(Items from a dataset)
■ ■ ■ ■

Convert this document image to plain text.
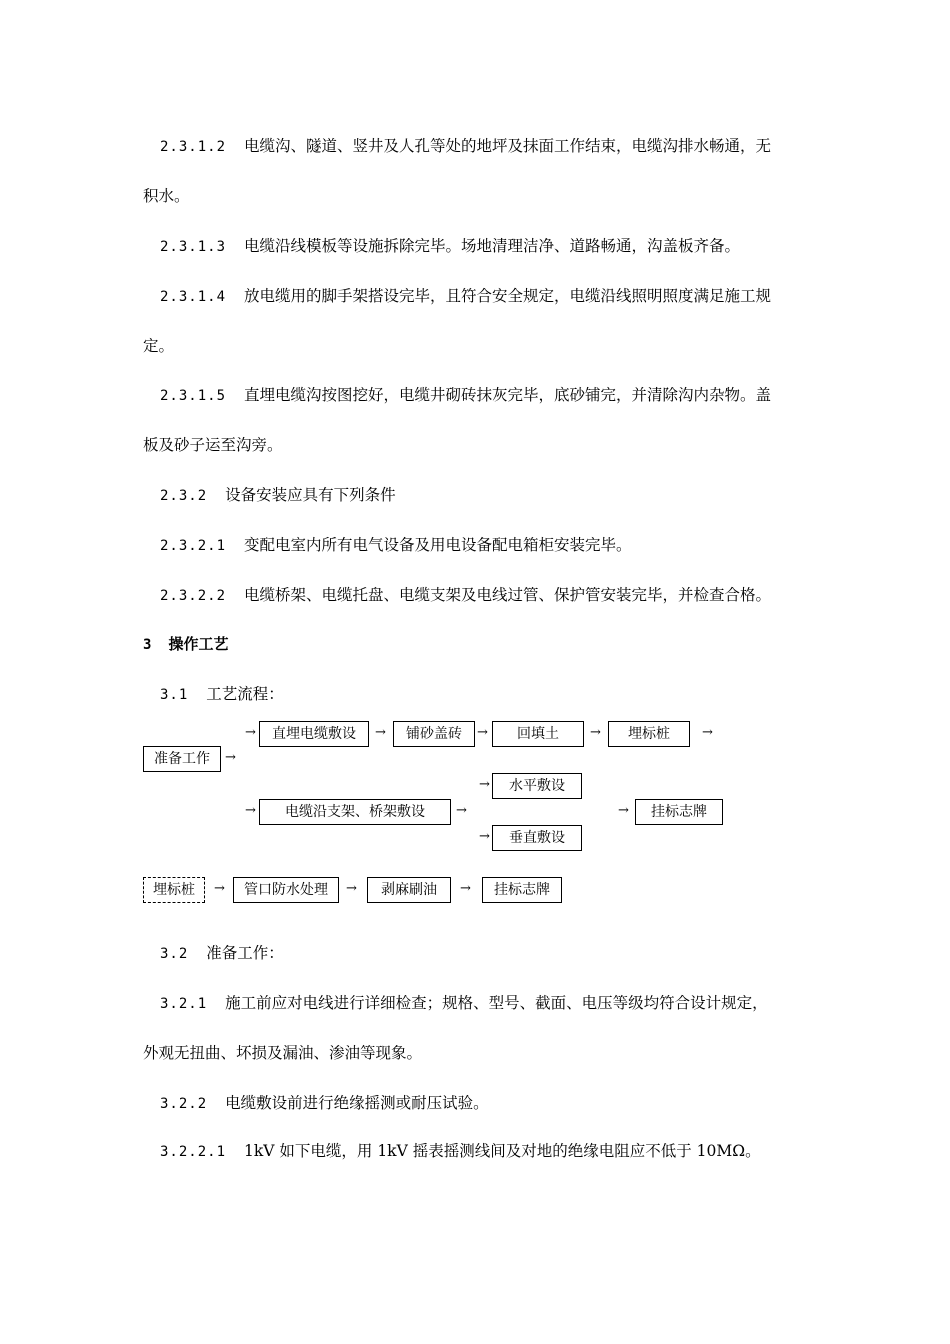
2.3.1.2 电缆沟、隧道、竖井及人孔等处的地坪及抹面工作结束，电缆沟排水畅通，无
积水。
2.3.1.3 电缆沿线模板等设施拆除完毕。场地清理洁净、道路畅通，沟盖板齐备。
2.3.1.4 放电缆用的脚手架搭设完毕，且符合安全规定，电缆沿线照明照度满足施工规
定。
2.3.1.5 直埋电缆沟按图挖好，电缆井砌砖抹灰完毕，底砂铺完，并清除沟内杂物。盖
板及砂子运至沟旁。
2.3.2 设备安装应具有下列条件
2.3.2.1 变配电室内所有电气设备及用电设备配电箱柜安装完毕。
2.3.2.2 电缆桥架、电缆托盘、电缆支架及电线过管、保护管安装完毕，并检查合格。
3 操作工艺
3.1 工艺流程：
→	直埋电缆敷设	→	铺砂盖砖	→	回填土	→	埋标桩	→
准备工作	→
→	水平敷设
→	电缆沿支架、桥架敷设	→	→	挂标志牌
→	垂直敷设
埋标桩	→	管口防水处理	→	剥麻刷油	→	挂标志牌
3.2 准备工作：
3.2.1 施工前应对电线进行详细检查；规格、型号、截面、电压等级均符合设计规定，
外观无扭曲、坏损及漏油、渗油等现象。
3.2.2 电缆敷设前进行绝缘摇测或耐压试验。
3.2.2.1 1kV 如下电缆，用 1kV 摇表摇测线间及对地的绝缘电阻应不低于 10MΩ。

■ ■ ■ ■

- _TO DO_: All of the entries above should be duplicated exactly, except for the pictures.

- _RESULT OF THE TASK_:
Convert this document image to plain text.
2.3.1.2 电缆沟、隧道、竖井及人孔等处的地坪及抹面工作结束，电缆沟排水畅通，无
积水。
2.3.1.3 电缆沿线模板等设施拆除完毕。场地清理洁净、道路畅通，沟盖板齐备。
2.3.1.4 放电缆用的脚手架搭设完毕，且符合安全规定，电缆沿线照明照度满足施工规
定。
2.3.1.5 直埋电缆沟按图挖好，电缆井砌砖抹灰完毕，底砂铺完，并清除沟内杂物。盖
板及砂子运至沟旁。
2.3.2 设备安装应具有下列条件
2.3.2.1 变配电室内所有电气设备及用电设备配电箱柜安装完毕。
2.3.2.2 电缆桥架、电缆托盘、电缆支架及电线过管、保护管安装完毕，并检查合格。
3 操作工艺
3.1 工艺流程：
→	直埋电缆敷设	→	铺砂盖砖	→	回填土	→	埋标桩	→
准备工作	→
→	水平敷设
→	电缆沿支架、桥架敷设	→	→	挂标志牌
→	垂直敷设
埋标桩	→	管口防水处理	→	剥麻刷油	→	挂标志牌
3.2 准备工作：
3.2.1 施工前应对电线进行详细检查；规格、型号、截面、电压等级均符合设计规定，
外观无扭曲、坏损及漏油、渗油等现象。
3.2.2 电缆敷设前进行绝缘摇测或耐压试验。
3.2.2.1 1kV 如下电缆，用 1kV 摇表摇测线间及对地的绝缘电阻应不低于 10MΩ。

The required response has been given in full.